== DATA PROVIDED
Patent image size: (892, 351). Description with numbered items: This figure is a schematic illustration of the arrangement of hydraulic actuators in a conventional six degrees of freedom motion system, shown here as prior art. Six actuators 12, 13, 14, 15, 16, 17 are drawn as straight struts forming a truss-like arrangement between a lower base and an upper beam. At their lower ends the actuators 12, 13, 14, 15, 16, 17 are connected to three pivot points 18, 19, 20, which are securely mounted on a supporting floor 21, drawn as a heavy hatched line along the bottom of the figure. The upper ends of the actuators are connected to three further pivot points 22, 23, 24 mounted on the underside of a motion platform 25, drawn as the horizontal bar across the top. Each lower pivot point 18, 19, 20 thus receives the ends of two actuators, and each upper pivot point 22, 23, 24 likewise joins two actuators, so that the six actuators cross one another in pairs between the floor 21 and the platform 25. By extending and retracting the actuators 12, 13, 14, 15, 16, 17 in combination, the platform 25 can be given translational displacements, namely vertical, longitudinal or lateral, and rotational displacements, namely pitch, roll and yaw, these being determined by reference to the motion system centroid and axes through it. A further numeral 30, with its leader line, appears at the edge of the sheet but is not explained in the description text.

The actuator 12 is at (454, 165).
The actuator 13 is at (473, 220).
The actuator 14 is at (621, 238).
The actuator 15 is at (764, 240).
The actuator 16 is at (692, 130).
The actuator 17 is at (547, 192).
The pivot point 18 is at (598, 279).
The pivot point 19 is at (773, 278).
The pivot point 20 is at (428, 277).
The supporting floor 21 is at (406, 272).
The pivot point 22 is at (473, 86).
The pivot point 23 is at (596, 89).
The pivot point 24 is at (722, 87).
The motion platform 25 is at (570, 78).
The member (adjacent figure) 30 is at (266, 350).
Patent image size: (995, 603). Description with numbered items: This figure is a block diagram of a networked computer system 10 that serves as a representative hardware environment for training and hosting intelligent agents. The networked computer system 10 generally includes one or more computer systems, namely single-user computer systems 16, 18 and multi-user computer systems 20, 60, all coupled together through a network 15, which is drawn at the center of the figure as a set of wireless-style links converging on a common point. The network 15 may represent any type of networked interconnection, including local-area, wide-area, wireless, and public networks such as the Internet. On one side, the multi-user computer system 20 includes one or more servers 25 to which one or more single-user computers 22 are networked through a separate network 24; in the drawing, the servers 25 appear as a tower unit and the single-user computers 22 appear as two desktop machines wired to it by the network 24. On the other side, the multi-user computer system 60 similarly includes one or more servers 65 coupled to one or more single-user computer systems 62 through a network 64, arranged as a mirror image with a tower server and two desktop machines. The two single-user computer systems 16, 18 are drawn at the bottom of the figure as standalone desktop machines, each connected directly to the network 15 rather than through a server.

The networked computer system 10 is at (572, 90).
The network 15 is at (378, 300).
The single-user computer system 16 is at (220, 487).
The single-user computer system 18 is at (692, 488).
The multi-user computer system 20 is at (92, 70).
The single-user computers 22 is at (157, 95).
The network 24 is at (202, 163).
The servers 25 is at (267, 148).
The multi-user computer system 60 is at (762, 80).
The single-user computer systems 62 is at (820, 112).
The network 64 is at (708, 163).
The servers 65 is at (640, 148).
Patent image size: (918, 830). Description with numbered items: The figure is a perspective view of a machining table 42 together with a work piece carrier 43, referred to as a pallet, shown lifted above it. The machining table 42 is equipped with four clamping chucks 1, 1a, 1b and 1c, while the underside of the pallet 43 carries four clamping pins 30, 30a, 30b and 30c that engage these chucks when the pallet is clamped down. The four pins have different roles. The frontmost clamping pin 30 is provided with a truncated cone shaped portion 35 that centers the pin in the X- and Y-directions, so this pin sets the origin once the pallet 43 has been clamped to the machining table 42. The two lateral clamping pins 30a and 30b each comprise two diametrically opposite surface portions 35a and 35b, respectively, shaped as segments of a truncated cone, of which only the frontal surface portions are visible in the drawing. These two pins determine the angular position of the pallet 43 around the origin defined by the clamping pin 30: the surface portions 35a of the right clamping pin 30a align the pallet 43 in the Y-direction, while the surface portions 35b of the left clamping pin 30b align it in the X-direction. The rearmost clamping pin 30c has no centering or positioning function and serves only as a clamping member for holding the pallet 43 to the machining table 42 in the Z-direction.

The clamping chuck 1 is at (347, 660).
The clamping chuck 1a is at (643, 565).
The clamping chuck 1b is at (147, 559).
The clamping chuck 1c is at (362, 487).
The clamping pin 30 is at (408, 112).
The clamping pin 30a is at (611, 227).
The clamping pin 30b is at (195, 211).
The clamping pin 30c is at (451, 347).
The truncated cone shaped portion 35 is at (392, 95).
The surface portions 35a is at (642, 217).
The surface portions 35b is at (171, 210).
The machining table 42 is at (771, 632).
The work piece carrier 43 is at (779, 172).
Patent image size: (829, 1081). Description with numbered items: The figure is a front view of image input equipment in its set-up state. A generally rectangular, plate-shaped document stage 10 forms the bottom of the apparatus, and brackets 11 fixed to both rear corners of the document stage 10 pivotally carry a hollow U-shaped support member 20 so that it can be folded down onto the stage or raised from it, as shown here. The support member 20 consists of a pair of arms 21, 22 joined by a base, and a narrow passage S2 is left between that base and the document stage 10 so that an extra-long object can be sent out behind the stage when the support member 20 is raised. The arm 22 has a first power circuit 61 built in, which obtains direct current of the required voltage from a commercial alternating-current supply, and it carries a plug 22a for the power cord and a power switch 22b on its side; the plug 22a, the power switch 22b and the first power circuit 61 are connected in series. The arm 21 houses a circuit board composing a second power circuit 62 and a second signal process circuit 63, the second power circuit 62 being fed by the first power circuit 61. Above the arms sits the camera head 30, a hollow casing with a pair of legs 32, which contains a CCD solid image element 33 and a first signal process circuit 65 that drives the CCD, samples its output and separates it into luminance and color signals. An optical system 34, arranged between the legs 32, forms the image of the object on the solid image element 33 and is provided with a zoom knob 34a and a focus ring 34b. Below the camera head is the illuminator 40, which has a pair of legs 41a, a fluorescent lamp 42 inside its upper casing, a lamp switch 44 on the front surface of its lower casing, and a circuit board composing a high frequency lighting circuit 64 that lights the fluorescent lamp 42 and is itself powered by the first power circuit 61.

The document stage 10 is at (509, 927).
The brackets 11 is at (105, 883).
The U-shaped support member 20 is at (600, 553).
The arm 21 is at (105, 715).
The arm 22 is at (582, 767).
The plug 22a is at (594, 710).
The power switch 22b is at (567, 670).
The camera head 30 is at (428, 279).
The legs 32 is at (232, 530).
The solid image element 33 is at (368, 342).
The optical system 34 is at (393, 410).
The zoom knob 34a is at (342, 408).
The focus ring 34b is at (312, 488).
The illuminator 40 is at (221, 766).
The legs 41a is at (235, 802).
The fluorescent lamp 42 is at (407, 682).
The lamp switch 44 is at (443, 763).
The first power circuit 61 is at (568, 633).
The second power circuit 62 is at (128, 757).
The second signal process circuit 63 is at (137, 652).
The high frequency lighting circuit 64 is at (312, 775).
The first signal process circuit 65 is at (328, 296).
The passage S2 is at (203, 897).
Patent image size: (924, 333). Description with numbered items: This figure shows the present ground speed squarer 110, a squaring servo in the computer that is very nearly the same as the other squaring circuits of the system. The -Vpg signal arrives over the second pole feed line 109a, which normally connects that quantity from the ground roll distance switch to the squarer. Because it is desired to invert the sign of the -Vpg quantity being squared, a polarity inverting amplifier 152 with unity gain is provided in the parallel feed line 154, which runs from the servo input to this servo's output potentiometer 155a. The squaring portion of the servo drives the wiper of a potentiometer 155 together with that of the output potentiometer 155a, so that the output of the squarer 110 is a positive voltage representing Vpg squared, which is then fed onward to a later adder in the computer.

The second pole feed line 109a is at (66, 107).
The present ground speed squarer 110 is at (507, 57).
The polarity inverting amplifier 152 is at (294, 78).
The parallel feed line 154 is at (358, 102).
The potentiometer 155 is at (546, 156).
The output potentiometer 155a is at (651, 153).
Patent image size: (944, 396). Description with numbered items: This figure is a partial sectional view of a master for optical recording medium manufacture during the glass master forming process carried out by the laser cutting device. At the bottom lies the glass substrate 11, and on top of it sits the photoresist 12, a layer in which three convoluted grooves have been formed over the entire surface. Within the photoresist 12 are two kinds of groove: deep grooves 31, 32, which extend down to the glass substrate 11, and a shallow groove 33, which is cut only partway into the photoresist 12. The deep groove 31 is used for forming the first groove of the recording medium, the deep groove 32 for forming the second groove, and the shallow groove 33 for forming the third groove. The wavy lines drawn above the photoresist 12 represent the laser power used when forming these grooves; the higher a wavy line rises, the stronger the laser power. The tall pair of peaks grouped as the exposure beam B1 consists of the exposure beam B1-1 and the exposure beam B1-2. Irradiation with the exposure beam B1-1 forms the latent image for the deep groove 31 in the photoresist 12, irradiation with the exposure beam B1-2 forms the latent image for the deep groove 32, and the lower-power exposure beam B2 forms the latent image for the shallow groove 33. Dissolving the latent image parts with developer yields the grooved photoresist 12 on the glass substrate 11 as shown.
====
■ **WHAT IS REQUIRED**
Extract, verbatim, the part of the records that opens with the line containing "Patent image size: (918, 830)." and closes with the line containing "The truncated cone", including both of those lines.

■ **IN RESPONSE**
Patent image size: (918, 830). Description with numbered items: The figure is a perspective view of a machining table 42 together with a work piece carrier 43, referred to as a pallet, shown lifted above it. The machining table 42 is equipped with four clamping chucks 1, 1a, 1b and 1c, while the underside of the pallet 43 carries four clamping pins 30, 30a, 30b and 30c that engage these chucks when the pallet is clamped down. The four pins have different roles. The frontmost clamping pin 30 is provided with a truncated cone shaped portion 35 that centers the pin in the X- and Y-directions, so this pin sets the origin once the pallet 43 has been clamped to the machining table 42. The two lateral clamping pins 30a and 30b each comprise two diametrically opposite surface portions 35a and 35b, respectively, shaped as segments of a truncated cone, of which only the frontal surface portions are visible in the drawing. These two pins determine the angular position of the pallet 43 around the origin defined by the clamping pin 30: the surface portions 35a of the right clamping pin 30a align the pallet 43 in the Y-direction, while the surface portions 35b of the left clamping pin 30b align it in the X-direction. The rearmost clamping pin 30c has no centering or positioning function and serves only as a clamping member for holding the pallet 43 to the machining table 42 in the Z-direction.

The clamping chuck 1 is at (347, 660).
The clamping chuck 1a is at (643, 565).
The clamping chuck 1b is at (147, 559).
The clamping chuck 1c is at (362, 487).
The clamping pin 30 is at (408, 112).
The clamping pin 30a is at (611, 227).
The clamping pin 30b is at (195, 211).
The clamping pin 30c is at (451, 347).
The truncated cone shaped portion 35 is at (392, 95).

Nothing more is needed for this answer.